--- DATA FOR THIS TASK ---

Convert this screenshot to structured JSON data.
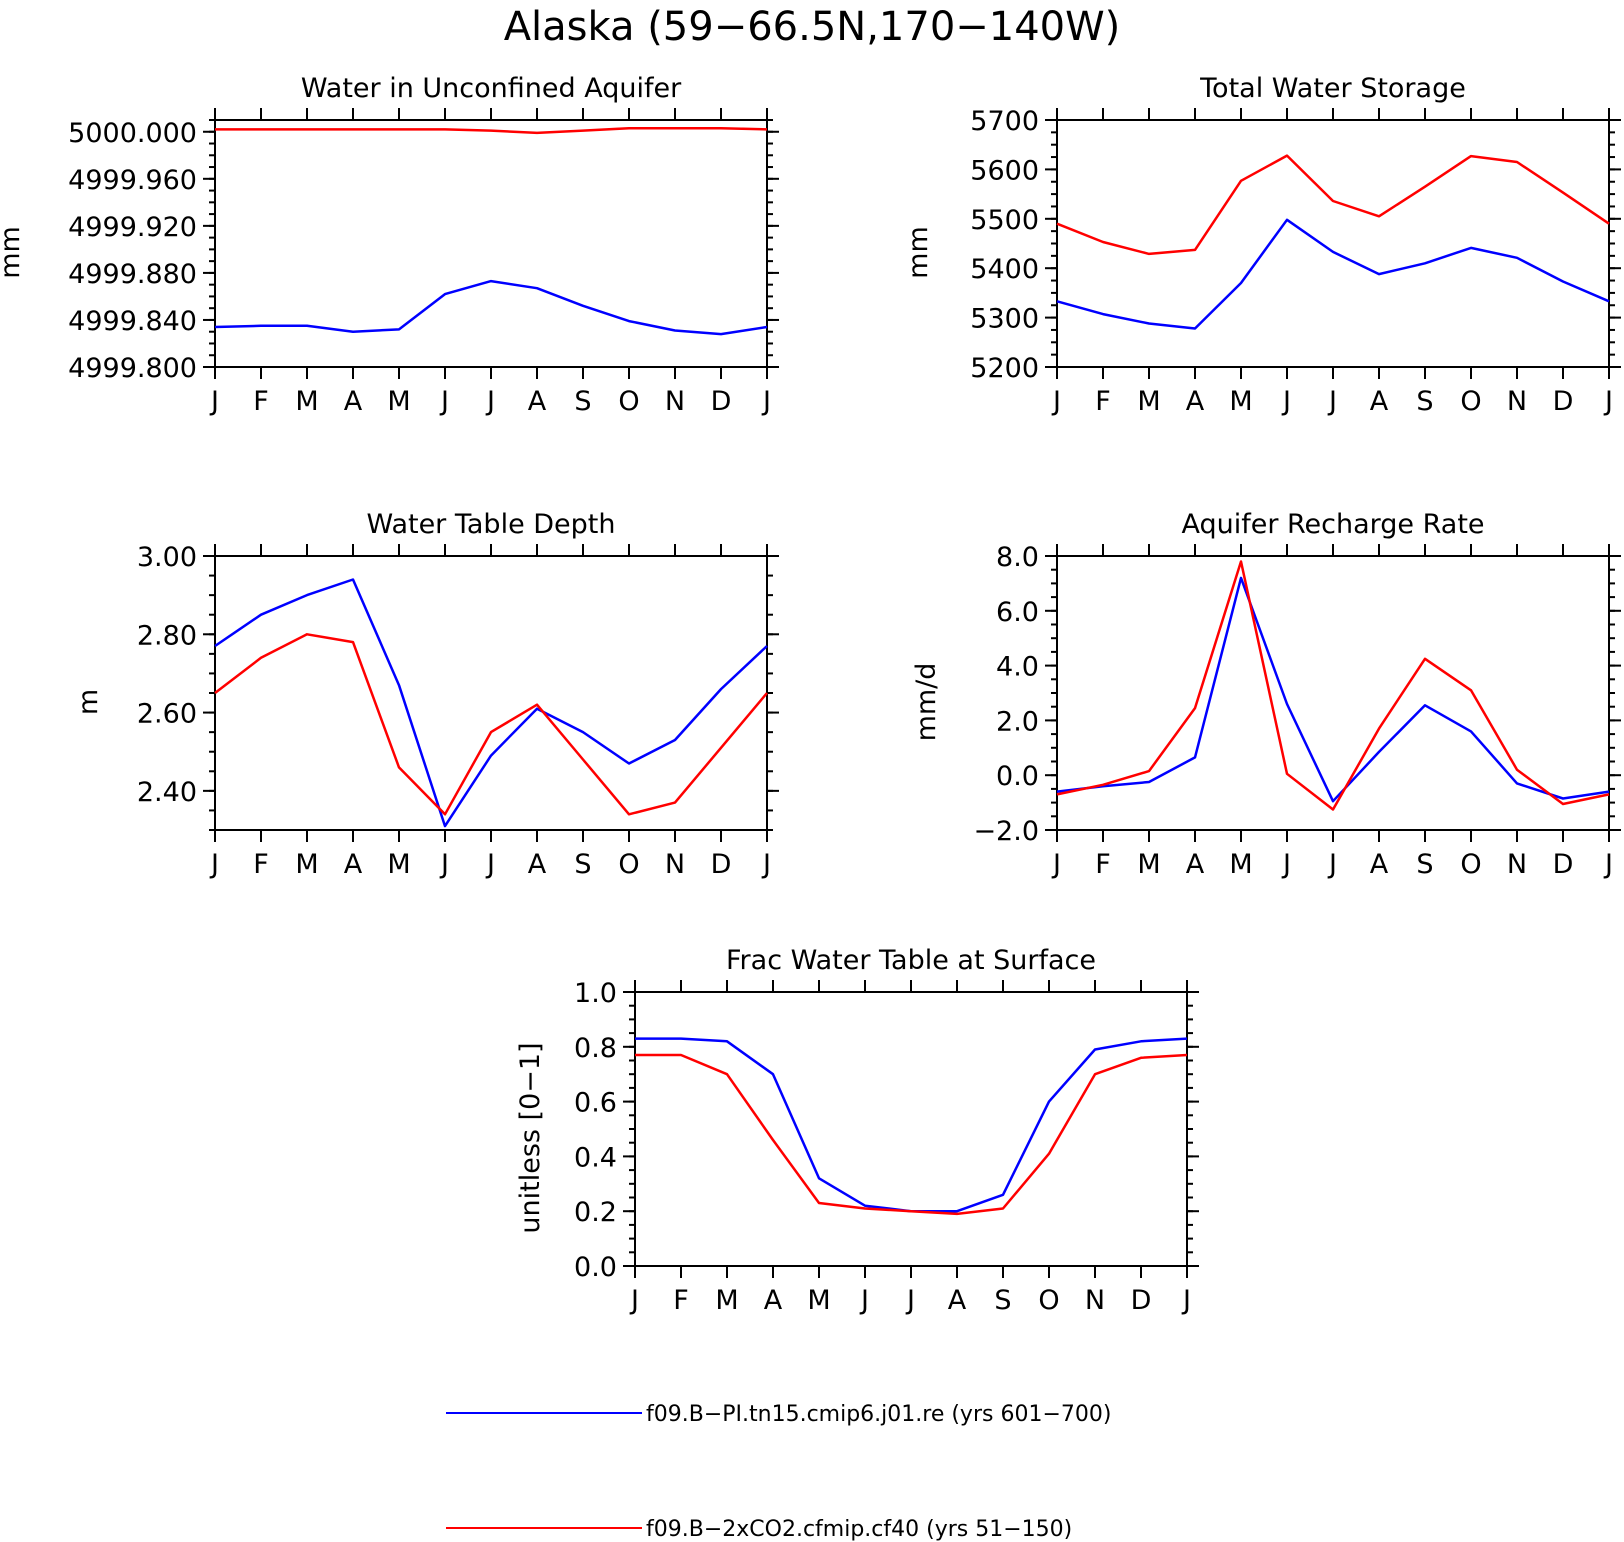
{
  "figure": {
    "title": "Alaska (59−66.5N,170−140W)",
    "colors": {
      "series_1": "#0000ff",
      "series_2": "#ff0000",
      "frame": "#000000"
    }
  },
  "legend": [
    {
      "label": "f09.B−PI.tn15.cmip6.j01.re (yrs 601−700)",
      "color": "#0000ff"
    },
    {
      "label": "f09.B−2xCO2.cfmip.cf40 (yrs 51−150)",
      "color": "#ff0000"
    }
  ],
  "chart_data": [
    {
      "type": "line",
      "title": "Water in Unconfined Aquifer",
      "ylabel": "mm",
      "xlabel": "",
      "categories": [
        "J",
        "F",
        "M",
        "A",
        "M",
        "J",
        "J",
        "A",
        "S",
        "O",
        "N",
        "D",
        "J"
      ],
      "ylim": [
        4999.8,
        5000.01
      ],
      "yticks": [
        4999.8,
        4999.84,
        4999.88,
        4999.92,
        4999.96,
        5000.0
      ],
      "ytick_labels": [
        "4999.800",
        "4999.840",
        "4999.880",
        "4999.920",
        "4999.960",
        "5000.000"
      ],
      "series": [
        {
          "color": "#0000ff",
          "values": [
            4999.834,
            4999.835,
            4999.835,
            4999.83,
            4999.832,
            4999.862,
            4999.873,
            4999.867,
            4999.852,
            4999.839,
            4999.831,
            4999.828,
            4999.834
          ]
        },
        {
          "color": "#ff0000",
          "values": [
            5000.002,
            5000.002,
            5000.002,
            5000.002,
            5000.002,
            5000.002,
            5000.001,
            4999.999,
            5000.001,
            5000.003,
            5000.003,
            5000.003,
            5000.002
          ]
        }
      ]
    },
    {
      "type": "line",
      "title": "Total Water Storage",
      "ylabel": "mm",
      "xlabel": "",
      "categories": [
        "J",
        "F",
        "M",
        "A",
        "M",
        "J",
        "J",
        "A",
        "S",
        "O",
        "N",
        "D",
        "J"
      ],
      "ylim": [
        5200,
        5700
      ],
      "yticks": [
        5200,
        5300,
        5400,
        5500,
        5600,
        5700
      ],
      "ytick_labels": [
        "5200",
        "5300",
        "5400",
        "5500",
        "5600",
        "5700"
      ],
      "series": [
        {
          "color": "#0000ff",
          "values": [
            5333,
            5307,
            5288,
            5278,
            5370,
            5498,
            5433,
            5388,
            5410,
            5441,
            5421,
            5373,
            5333
          ]
        },
        {
          "color": "#ff0000",
          "values": [
            5490,
            5453,
            5429,
            5437,
            5577,
            5628,
            5536,
            5505,
            5565,
            5627,
            5615,
            5553,
            5490
          ]
        }
      ]
    },
    {
      "type": "line",
      "title": "Water Table Depth",
      "ylabel": "m",
      "xlabel": "",
      "categories": [
        "J",
        "F",
        "M",
        "A",
        "M",
        "J",
        "J",
        "A",
        "S",
        "O",
        "N",
        "D",
        "J"
      ],
      "ylim": [
        2.3,
        3.0
      ],
      "yticks": [
        2.4,
        2.6,
        2.8,
        3.0
      ],
      "ytick_labels": [
        "2.40",
        "2.60",
        "2.80",
        "3.00"
      ],
      "series": [
        {
          "color": "#0000ff",
          "values": [
            2.77,
            2.85,
            2.9,
            2.94,
            2.67,
            2.31,
            2.49,
            2.61,
            2.55,
            2.47,
            2.53,
            2.66,
            2.77
          ]
        },
        {
          "color": "#ff0000",
          "values": [
            2.65,
            2.74,
            2.8,
            2.78,
            2.46,
            2.34,
            2.55,
            2.62,
            2.48,
            2.34,
            2.37,
            2.51,
            2.65
          ]
        }
      ]
    },
    {
      "type": "line",
      "title": "Aquifer Recharge Rate",
      "ylabel": "mm/d",
      "xlabel": "",
      "categories": [
        "J",
        "F",
        "M",
        "A",
        "M",
        "J",
        "J",
        "A",
        "S",
        "O",
        "N",
        "D",
        "J"
      ],
      "ylim": [
        -2.0,
        8.0
      ],
      "yticks": [
        -2.0,
        0.0,
        2.0,
        4.0,
        6.0,
        8.0
      ],
      "ytick_labels": [
        "−2.0",
        "0.0",
        "2.0",
        "4.0",
        "6.0",
        "8.0"
      ],
      "series": [
        {
          "color": "#0000ff",
          "values": [
            -0.6,
            -0.4,
            -0.25,
            0.65,
            7.2,
            2.6,
            -0.95,
            0.85,
            2.55,
            1.6,
            -0.3,
            -0.85,
            -0.6
          ]
        },
        {
          "color": "#ff0000",
          "values": [
            -0.7,
            -0.35,
            0.15,
            2.45,
            7.8,
            0.05,
            -1.25,
            1.7,
            4.25,
            3.1,
            0.2,
            -1.05,
            -0.7
          ]
        }
      ]
    },
    {
      "type": "line",
      "title": "Frac Water Table at Surface",
      "ylabel": "unitless [0−1]",
      "xlabel": "",
      "categories": [
        "J",
        "F",
        "M",
        "A",
        "M",
        "J",
        "J",
        "A",
        "S",
        "O",
        "N",
        "D",
        "J"
      ],
      "ylim": [
        0.0,
        1.0
      ],
      "yticks": [
        0.0,
        0.2,
        0.4,
        0.6,
        0.8,
        1.0
      ],
      "ytick_labels": [
        "0.0",
        "0.2",
        "0.4",
        "0.6",
        "0.8",
        "1.0"
      ],
      "series": [
        {
          "color": "#0000ff",
          "values": [
            0.83,
            0.83,
            0.82,
            0.7,
            0.32,
            0.22,
            0.2,
            0.2,
            0.26,
            0.6,
            0.79,
            0.82,
            0.83
          ]
        },
        {
          "color": "#ff0000",
          "values": [
            0.77,
            0.77,
            0.7,
            0.46,
            0.23,
            0.21,
            0.2,
            0.19,
            0.21,
            0.41,
            0.7,
            0.76,
            0.77
          ]
        }
      ]
    }
  ]
}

---

WHAT IS BEING ASKED:
Take every line containing the word "Table" and copy it.

SOLUTION FOR THIS EXERCISE:
      "title": "Water Table Depth",
      "title": "Frac Water Table at Surface",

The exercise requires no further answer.